- [DATA ROWS]:
** START **

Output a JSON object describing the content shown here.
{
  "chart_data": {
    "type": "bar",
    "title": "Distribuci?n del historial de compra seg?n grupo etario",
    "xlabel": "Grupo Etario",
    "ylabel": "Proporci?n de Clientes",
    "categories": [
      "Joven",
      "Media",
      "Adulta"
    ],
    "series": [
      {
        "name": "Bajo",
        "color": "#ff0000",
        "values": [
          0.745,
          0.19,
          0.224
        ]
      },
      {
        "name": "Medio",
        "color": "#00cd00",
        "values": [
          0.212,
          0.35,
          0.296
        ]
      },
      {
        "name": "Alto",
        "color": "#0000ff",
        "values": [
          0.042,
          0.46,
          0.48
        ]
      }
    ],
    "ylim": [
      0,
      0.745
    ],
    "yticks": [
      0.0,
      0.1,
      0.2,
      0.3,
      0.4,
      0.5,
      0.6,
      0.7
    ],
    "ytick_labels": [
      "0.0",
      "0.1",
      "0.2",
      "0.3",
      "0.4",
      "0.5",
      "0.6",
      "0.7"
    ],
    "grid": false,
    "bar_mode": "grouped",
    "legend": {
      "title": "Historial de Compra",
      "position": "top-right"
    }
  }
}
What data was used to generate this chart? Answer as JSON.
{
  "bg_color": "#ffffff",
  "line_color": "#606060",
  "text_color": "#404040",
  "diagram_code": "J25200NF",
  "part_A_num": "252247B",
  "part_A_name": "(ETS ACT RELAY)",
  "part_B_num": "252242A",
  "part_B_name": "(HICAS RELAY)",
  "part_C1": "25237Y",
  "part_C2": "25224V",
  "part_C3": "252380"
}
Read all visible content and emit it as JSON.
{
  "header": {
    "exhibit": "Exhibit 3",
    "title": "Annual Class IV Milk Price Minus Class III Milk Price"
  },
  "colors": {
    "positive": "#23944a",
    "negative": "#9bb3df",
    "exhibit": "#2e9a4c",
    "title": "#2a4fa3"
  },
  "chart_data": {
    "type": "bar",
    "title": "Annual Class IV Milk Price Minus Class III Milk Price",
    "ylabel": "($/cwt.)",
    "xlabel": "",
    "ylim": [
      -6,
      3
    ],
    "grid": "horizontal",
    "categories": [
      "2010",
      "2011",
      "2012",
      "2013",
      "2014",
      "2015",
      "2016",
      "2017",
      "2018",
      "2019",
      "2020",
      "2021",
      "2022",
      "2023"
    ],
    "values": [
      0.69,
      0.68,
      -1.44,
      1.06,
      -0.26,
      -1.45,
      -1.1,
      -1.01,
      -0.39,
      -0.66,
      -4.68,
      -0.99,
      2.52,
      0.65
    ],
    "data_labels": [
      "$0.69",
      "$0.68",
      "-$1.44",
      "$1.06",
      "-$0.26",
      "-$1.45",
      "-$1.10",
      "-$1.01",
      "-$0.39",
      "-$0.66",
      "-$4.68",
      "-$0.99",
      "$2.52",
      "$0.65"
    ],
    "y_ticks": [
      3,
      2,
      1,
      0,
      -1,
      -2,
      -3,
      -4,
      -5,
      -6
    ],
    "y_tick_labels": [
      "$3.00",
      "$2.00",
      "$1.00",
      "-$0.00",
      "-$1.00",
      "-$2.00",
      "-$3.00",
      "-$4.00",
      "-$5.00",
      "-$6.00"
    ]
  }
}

** END **

- [GIVEN INSTRUCTION]:
Copy out each line of the records where the string "Price" appears.

- [RESULT OF THE TASK]:
    "title": "Annual Class IV Milk Price Minus Class III Milk Price"
    "title": "Annual Class IV Milk Price Minus Class III Milk Price",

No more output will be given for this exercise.